- ROWS
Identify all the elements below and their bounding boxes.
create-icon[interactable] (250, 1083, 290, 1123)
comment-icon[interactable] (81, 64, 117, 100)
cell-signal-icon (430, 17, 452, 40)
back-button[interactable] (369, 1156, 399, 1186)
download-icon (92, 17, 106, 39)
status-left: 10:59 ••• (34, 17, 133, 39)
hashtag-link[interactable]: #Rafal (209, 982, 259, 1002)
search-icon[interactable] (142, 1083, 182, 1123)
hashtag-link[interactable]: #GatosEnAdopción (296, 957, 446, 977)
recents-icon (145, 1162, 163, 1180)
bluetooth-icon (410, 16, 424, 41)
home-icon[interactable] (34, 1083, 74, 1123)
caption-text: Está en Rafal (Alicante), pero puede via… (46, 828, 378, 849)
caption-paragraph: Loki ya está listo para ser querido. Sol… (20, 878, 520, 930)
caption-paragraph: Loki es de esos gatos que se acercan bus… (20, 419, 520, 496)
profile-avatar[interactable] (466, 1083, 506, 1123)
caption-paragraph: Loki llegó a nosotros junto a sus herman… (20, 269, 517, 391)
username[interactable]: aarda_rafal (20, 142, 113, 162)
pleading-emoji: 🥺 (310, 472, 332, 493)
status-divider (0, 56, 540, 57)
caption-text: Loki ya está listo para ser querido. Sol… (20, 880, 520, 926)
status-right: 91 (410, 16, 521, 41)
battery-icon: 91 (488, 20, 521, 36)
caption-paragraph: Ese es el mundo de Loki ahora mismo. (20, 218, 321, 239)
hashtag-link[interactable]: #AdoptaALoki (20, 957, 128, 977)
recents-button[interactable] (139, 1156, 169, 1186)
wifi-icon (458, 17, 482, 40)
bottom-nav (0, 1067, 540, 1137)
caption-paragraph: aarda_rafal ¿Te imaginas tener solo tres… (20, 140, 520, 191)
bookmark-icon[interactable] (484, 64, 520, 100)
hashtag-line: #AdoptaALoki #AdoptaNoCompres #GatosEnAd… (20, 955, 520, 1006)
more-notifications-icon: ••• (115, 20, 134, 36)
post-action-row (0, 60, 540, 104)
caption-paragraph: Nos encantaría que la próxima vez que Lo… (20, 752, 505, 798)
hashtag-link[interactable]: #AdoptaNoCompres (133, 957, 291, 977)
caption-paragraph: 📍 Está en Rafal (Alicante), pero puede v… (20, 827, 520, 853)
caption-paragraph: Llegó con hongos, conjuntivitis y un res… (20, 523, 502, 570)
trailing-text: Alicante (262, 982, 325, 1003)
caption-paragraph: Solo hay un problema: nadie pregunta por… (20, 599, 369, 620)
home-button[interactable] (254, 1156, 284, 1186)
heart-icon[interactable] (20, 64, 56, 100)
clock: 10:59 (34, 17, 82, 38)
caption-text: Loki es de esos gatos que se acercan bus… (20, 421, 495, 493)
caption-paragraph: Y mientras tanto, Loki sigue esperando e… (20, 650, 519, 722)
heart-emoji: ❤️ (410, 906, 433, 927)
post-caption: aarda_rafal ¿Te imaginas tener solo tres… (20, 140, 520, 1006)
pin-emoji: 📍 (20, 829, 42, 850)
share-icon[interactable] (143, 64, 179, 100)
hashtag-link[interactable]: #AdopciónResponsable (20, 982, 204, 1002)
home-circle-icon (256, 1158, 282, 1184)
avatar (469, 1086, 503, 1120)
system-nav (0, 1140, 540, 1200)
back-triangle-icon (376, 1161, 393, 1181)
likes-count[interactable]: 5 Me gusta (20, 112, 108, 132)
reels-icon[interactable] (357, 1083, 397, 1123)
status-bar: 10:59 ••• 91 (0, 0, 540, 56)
* * *
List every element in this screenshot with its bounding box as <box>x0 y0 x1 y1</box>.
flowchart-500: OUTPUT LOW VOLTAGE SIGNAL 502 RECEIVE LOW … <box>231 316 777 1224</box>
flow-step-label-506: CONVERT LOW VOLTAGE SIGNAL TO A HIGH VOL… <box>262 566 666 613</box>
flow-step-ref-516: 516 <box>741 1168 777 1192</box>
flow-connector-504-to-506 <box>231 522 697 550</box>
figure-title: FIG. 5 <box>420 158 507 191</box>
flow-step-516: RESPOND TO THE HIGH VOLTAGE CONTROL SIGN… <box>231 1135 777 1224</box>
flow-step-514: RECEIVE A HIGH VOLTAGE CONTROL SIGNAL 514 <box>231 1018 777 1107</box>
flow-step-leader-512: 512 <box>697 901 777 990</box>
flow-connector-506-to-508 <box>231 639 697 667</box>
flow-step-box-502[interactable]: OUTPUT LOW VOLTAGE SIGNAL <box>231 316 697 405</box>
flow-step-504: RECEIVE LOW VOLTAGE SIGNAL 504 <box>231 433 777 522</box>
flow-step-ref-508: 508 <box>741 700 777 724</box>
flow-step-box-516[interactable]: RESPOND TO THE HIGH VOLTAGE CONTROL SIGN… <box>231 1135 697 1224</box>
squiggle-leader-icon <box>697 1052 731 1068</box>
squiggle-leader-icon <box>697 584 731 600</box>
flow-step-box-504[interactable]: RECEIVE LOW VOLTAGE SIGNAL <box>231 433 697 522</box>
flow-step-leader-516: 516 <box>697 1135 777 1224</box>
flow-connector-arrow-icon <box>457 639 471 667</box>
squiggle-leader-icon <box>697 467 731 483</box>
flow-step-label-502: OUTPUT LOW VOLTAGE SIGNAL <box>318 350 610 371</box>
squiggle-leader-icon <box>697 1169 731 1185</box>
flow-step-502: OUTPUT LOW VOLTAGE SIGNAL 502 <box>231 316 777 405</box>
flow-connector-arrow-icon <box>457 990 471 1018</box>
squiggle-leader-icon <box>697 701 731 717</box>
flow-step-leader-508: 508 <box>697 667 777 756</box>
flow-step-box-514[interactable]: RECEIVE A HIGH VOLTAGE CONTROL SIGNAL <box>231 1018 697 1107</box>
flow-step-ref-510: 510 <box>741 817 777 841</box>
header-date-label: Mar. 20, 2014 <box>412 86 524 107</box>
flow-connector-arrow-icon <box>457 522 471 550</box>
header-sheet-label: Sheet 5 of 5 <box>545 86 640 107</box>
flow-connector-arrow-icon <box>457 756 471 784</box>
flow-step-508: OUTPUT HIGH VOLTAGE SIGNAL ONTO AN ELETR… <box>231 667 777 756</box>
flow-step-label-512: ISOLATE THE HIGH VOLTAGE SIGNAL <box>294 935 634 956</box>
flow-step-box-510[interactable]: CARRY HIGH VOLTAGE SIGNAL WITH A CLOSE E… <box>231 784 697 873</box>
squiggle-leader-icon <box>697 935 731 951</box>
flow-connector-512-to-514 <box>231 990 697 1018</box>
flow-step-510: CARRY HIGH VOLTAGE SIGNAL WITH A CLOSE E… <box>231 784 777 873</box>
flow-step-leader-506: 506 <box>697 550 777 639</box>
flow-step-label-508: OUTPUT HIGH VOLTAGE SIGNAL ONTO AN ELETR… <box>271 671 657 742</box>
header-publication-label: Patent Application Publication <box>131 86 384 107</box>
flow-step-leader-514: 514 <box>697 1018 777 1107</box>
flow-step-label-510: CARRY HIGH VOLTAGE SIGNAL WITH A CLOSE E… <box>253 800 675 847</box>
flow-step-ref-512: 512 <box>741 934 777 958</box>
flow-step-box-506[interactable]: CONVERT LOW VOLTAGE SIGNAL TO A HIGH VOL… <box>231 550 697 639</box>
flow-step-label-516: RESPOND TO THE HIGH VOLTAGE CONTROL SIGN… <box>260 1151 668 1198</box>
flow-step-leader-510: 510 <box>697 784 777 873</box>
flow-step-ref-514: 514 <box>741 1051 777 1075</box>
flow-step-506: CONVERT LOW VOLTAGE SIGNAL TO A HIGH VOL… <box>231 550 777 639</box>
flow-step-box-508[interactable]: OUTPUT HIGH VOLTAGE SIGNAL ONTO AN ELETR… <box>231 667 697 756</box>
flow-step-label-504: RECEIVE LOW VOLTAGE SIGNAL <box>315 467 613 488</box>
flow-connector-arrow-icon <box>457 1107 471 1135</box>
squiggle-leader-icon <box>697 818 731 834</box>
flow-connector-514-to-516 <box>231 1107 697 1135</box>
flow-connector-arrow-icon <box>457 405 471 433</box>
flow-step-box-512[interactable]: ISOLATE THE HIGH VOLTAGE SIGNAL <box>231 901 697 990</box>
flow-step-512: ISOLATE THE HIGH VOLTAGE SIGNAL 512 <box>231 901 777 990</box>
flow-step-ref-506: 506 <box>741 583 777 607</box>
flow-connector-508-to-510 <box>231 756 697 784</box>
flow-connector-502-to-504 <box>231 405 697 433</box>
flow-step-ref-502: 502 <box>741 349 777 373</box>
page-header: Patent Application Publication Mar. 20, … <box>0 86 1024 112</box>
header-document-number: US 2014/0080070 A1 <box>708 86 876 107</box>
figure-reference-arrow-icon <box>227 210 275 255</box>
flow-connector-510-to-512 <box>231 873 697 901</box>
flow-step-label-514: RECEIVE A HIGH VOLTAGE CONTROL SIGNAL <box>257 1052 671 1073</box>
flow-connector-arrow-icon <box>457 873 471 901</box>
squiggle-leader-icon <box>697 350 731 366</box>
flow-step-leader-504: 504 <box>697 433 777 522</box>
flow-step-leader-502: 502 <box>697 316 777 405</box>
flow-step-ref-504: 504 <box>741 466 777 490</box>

- DIRECTION
Recast as a JSON list of strings, one string per line with blank lines left out, the data between the line containing "List every element" and the line containing "flowchart-500: OUTPUT LOW", inclusive.

- EXERCISE SOLUTION
[
  "List every element in this screenshot with its bounding box as <box>x0 y0 x1 y1</box>.",
  "flowchart-500: OUTPUT LOW VOLTAGE SIGNAL 502 RECEIVE LOW … <box>231 316 777 1224</box>"
]